▶ **Material provided**:
--- Begin ---
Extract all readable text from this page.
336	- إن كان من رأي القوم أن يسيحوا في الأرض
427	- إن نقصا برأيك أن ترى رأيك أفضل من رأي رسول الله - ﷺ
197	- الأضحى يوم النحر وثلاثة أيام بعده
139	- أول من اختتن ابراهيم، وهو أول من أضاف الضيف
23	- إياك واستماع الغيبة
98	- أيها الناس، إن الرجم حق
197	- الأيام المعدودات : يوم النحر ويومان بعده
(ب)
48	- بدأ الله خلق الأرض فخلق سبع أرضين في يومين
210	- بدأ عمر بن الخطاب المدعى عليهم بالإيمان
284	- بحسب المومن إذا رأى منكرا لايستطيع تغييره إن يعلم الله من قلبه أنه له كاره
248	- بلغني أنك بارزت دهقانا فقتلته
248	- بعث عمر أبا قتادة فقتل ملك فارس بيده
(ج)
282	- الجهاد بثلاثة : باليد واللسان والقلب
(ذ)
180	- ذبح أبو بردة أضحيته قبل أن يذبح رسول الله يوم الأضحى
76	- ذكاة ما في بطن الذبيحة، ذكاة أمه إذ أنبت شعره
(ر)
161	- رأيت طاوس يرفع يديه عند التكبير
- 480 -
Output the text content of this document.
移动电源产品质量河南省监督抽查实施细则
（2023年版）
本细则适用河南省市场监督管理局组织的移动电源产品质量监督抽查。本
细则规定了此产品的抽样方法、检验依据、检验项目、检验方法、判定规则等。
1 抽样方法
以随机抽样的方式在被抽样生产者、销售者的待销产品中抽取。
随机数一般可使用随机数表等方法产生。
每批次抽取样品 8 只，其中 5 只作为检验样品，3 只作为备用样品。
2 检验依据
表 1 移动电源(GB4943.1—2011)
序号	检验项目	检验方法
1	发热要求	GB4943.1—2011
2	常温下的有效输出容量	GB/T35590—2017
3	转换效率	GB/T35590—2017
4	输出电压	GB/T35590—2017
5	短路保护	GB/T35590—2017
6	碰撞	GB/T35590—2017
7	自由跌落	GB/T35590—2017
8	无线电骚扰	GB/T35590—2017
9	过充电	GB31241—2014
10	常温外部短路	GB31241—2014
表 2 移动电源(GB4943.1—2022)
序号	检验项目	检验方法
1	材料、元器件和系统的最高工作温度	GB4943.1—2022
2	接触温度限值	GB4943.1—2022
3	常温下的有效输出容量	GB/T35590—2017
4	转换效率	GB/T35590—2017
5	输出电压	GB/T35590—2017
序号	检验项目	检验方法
--- End ---
▶ **What the exercise asks**: Reproduce the material above, every line of it, exactly.

▶ **Solution**:
Extract all readable text from this page.
336	- إن كان من رأي القوم أن يسيحوا في الأرض
427	- إن نقصا برأيك أن ترى رأيك أفضل من رأي رسول الله - ﷺ
197	- الأضحى يوم النحر وثلاثة أيام بعده
139	- أول من اختتن ابراهيم، وهو أول من أضاف الضيف
23	- إياك واستماع الغيبة
98	- أيها الناس، إن الرجم حق
197	- الأيام المعدودات : يوم النحر ويومان بعده
(ب)
48	- بدأ الله خلق الأرض فخلق سبع أرضين في يومين
210	- بدأ عمر بن الخطاب المدعى عليهم بالإيمان
284	- بحسب المومن إذا رأى منكرا لايستطيع تغييره إن يعلم الله من قلبه أنه له كاره
248	- بلغني أنك بارزت دهقانا فقتلته
248	- بعث عمر أبا قتادة فقتل ملك فارس بيده
(ج)
282	- الجهاد بثلاثة : باليد واللسان والقلب
(ذ)
180	- ذبح أبو بردة أضحيته قبل أن يذبح رسول الله يوم الأضحى
76	- ذكاة ما في بطن الذبيحة، ذكاة أمه إذ أنبت شعره
(ر)
161	- رأيت طاوس يرفع يديه عند التكبير
- 480 -
Output the text content of this document.
移动电源产品质量河南省监督抽查实施细则
（2023年版）
本细则适用河南省市场监督管理局组织的移动电源产品质量监督抽查。本
细则规定了此产品的抽样方法、检验依据、检验项目、检验方法、判定规则等。
1 抽样方法
以随机抽样的方式在被抽样生产者、销售者的待销产品中抽取。
随机数一般可使用随机数表等方法产生。
每批次抽取样品 8 只，其中 5 只作为检验样品，3 只作为备用样品。
2 检验依据
表 1 移动电源(GB4943.1—2011)
序号	检验项目	检验方法
1	发热要求	GB4943.1—2011
2	常温下的有效输出容量	GB/T35590—2017
3	转换效率	GB/T35590—2017
4	输出电压	GB/T35590—2017
5	短路保护	GB/T35590—2017
6	碰撞	GB/T35590—2017
7	自由跌落	GB/T35590—2017
8	无线电骚扰	GB/T35590—2017
9	过充电	GB31241—2014
10	常温外部短路	GB31241—2014
表 2 移动电源(GB4943.1—2022)
序号	检验项目	检验方法
1	材料、元器件和系统的最高工作温度	GB4943.1—2022
2	接触温度限值	GB4943.1—2022
3	常温下的有效输出容量	GB/T35590—2017
4	转换效率	GB/T35590—2017
5	输出电压	GB/T35590—2017
序号	检验项目	检验方法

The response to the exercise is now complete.